- **TEXTO DE LEITURA**
Na minha observação, os bons filósofos mudam de posição. Pensam diferente e podem pensar contra si mesmos. Eles não possuem discípulos. Eles derrotam seus discípulos ao mudarem de rota. Bons filósofos são aqueles que se seguram em montanha russa, deixando os discípulos sem o cinto de segurança, para que saiam pela tangente na primeira curva. Mesmo assim, acabam formando confrarias dogmáticas.

Os seus discípulos resolvem fatiar o pensamento do mestre e, dividindo-o em fases, aderem às sacrossantas verdades de uma fase. Não conseguem passar de discípulos a filósofos, a iguais, e se encalacram no desejo de serem eternos discípulos. Querem uma fase do ídolo que lhes convém, para acreditar, até venerar. O filósofo autêntico ri deles, e logo começa a preparar outra virada.

Como cachorro após banho, o filósofo vai se chacoalhando para lançar longe as pulgas mais renitentes, a pulgas que querem de toda maneira serem discípulas. Pulga discípula que gruda é justamente a que irá transformar o mestre em alguém parado no tempo e soterrado pelo espaço. Há cachorro com pulga de estimação.

3.

Marilena Chauí cita Sócrates, na sua sequência a respeito dos discípulos. Mas o que ela fala de Sócrates desconsidera que ele, a Mosca de Atenas, foi um excelente driblador de discípulos. Tanto é que tendências diferentes, até mesmo opostas, vieram a se declarar “socráticas”. Os estoicos se diziam socráticos e os céticos da Academia de Platão também se diziam socráticos. Tentaram ser pulgas renitentes.

- **ENUNCIADO DA TAREFA 1**
Traduza para o inglês esta frase do texto sobre os filósofos e seus discípulos: "O filósofo autêntico ri deles, e logo começa a preparar outra virada."
- **ENUNCIADO DA TAREFA 2**
Transcreva o trecho do texto sobre os filósofos e seus discípulos que começa em "Os seus discípulos" e segue até "preparar outra virada.".
- **ENUNCIADO DA TAREFA 3**
Retome o texto sobre os filósofos e seus discípulos a partir do ponto em que ele termina.
As entradas que vêm a seguir não são necessárias.

Entradas de dados armazenadas
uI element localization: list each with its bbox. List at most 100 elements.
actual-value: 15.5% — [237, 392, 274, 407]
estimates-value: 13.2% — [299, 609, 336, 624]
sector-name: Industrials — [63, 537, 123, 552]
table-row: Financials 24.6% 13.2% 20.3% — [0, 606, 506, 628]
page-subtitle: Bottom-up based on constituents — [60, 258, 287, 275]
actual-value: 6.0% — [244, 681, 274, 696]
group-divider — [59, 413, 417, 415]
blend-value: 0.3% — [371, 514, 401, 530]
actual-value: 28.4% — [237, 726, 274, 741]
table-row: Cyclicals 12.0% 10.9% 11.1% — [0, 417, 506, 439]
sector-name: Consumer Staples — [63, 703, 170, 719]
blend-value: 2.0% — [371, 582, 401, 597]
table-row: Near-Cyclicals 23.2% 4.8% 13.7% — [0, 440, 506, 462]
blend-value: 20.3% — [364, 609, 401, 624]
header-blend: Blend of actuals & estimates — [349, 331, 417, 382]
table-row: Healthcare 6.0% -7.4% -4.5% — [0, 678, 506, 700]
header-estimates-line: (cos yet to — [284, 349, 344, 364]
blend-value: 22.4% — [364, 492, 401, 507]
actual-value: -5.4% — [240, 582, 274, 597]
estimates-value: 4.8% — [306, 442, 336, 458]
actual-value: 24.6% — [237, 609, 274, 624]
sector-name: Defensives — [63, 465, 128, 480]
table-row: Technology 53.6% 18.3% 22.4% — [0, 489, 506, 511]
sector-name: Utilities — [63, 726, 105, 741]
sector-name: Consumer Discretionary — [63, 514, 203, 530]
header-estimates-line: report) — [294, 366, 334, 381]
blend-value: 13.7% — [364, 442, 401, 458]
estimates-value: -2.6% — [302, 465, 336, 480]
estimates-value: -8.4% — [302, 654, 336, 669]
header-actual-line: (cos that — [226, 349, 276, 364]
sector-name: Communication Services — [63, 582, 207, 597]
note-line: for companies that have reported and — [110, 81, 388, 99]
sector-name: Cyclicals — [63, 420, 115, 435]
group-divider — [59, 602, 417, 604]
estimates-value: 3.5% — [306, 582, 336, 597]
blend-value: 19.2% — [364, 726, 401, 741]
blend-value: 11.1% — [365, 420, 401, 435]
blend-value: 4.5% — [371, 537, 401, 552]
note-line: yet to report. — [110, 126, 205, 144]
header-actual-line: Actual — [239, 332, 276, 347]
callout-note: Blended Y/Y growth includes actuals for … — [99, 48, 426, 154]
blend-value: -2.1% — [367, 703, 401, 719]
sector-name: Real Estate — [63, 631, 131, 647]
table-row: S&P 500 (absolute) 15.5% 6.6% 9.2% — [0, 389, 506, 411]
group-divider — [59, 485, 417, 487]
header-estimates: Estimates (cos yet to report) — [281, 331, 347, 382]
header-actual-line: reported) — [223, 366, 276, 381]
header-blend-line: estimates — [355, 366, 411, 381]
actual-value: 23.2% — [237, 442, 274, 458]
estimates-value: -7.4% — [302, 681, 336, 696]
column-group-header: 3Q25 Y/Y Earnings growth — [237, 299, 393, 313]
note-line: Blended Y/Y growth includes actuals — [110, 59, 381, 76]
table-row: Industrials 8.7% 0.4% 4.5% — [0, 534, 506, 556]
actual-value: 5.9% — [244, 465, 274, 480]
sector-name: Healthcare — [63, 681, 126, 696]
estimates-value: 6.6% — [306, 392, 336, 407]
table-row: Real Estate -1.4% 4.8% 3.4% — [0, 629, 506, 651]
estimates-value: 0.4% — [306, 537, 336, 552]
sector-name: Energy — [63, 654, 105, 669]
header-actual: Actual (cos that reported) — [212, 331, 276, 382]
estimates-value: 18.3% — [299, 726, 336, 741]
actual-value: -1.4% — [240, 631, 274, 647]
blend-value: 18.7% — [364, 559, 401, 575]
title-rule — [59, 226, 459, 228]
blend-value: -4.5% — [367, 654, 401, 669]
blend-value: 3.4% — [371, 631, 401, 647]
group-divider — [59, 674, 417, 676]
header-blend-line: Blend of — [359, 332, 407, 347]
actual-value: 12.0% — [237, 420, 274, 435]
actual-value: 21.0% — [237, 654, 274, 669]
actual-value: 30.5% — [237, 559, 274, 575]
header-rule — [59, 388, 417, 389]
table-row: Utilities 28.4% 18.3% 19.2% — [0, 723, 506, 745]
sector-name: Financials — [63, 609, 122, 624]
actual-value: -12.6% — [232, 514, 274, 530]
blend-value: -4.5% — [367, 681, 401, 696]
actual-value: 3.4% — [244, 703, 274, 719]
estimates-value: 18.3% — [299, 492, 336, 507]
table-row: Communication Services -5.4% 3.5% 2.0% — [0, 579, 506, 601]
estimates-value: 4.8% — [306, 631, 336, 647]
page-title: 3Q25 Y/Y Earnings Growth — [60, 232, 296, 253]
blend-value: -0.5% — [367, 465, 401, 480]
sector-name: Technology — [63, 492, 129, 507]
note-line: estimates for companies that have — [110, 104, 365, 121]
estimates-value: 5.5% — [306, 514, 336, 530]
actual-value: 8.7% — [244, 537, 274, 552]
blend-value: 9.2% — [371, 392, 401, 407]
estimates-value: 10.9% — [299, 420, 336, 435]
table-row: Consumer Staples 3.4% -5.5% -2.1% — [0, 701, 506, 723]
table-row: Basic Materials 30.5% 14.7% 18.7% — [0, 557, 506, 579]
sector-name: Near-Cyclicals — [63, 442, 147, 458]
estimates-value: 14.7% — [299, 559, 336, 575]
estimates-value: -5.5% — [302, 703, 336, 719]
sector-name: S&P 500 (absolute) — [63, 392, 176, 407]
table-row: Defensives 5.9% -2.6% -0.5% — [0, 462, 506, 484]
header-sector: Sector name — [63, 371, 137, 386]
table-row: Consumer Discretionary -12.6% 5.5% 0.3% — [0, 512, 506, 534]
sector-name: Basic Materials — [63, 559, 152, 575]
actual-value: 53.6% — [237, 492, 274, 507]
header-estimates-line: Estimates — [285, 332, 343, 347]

- **RESPOSTA DO EXERCÍCIO 1**
The authentic philosopher laughs at them, and soon begins to prepare another turn.

- **RESPOSTA DO EXERCÍCIO 2**
Os seus discípulos resolvem fatiar o pensamento do mestre e, dividindo-o em fases, aderem às sacrossantas verdades de uma fase. Não conseguem passar de discípulos a filósofos, a iguais, e se encalacram no desejo de serem eternos discípulos. Querem uma fase do ídolo que lhes convém, para acreditar, até venerar. O filósofo autêntico ri deles, e logo começa a preparar outra virada.

- **RESPOSTA DO EXERCÍCIO 3**
Por sua vez, Sócrates se manteve singular (considerando-o aqui um personagem de Platão), com comportamentos tão díspares que obrigou os historiadores a discutirem quem seria o “Sócrates histórico” de Platão. Ora, talvez Platão jamais tenha pensado em escrever senão considerando um só Sócrates, mas com perfis diferentes, exatamente para não gerar discípulos.

Escrevi dois livros sobre o filósofo irriquieto de Atenas.[2] Infelizmente, quando estava envolvido nesses trabalhos, não havia ainda me caído nas mãos o incrível livro do professor Hector Benoit, já falecido. Seu livro se chama A Odisseia de Platão.[3] A ideia básica do texto é a de apresentar toda a obra de Platão não como um produto de textos capazes de se encaixarem nas clássicas fases da escrita do fundador da Academia, e sim como uma história da vida intelectual de Sócrates.

Assim, Hector Benoit se livra de questões que incomodaram filósofos como Donald Davidson e historiadores da filosofia como Gregory Vlastos. Não há que se perguntar se Platão, em determinado momento, se tornou pouco platônico, se ele teria ou não abandonado a célebre Teoria da Formas. O fundamental é seguir em reconstrução do percurso inteiro de Sócrates, na obra de Platão. Lembro aqui desse livro exatamente porque ele é, pelo que sei até o momento, o maior antídoto que se pode ter contra a visão de um Sócrates cultivador de discípulos.

Aliás, é um tanto enigmático que Marilena Chauí tenha desconsiderado, ao falar da necessidade de discípulos e ao mesmo tempo da figura de Sócrates, o quanto que este, em A apologia de Sócrates, aparece como aquele que desautoriza pretensos discípulos. No tribunal, Sócrates diz que sua forma de filosofar às vezes ficava ao sabor da imitação de jovens. Ou seja, Sócrates jamais autorizou alguém a se intitular filósofo ou discípulo seu. Tentavam segui-lo, mas apenas imitavam, sem brilho.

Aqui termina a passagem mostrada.